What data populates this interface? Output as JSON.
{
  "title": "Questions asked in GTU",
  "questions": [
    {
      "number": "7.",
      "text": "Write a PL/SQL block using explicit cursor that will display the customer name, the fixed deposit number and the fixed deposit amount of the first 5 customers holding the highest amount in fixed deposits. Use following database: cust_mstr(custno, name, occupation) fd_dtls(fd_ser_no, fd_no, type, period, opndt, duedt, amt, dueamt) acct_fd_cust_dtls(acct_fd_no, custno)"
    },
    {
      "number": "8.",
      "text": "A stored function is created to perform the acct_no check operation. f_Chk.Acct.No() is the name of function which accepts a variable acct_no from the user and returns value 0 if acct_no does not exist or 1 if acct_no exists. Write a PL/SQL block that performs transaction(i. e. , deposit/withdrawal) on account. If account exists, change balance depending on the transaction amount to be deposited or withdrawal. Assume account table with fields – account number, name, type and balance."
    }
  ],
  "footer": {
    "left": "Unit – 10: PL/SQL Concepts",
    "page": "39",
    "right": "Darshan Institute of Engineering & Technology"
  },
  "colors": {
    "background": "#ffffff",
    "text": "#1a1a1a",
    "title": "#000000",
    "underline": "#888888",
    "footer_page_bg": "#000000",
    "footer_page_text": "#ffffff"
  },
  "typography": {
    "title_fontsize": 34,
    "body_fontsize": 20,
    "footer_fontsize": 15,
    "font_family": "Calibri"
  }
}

=======

## DIRECTIONS
Copy every line above that holds the word "name".

## COMPLETE OUTPUT
      "text": "Write a PL/SQL block using explicit cursor that will display the customer name, the fixed deposit number and the fixed deposit amount of the first 5 customers holding the highest amount in fixed deposits. Use following database: cust_mstr(custno, name, occupation) fd_dtls(fd_ser_no, fd_no, type, period, opndt, duedt, amt, dueamt) acct_fd_cust_dtls(acct_fd_no, custno)"
      "text": "A stored function is created to perform the acct_no check operation. f_Chk.Acct.No() is the name of function which accepts a variable acct_no from the user and returns value 0 if acct_no does not exist or 1 if acct_no exists. Write a PL/SQL block that performs transaction(i. e. , deposit/withdrawal) on account. If account exists, change balance depending on the transaction amount to be deposited or withdrawal. Assume account table with fields – account number, name, type and balance."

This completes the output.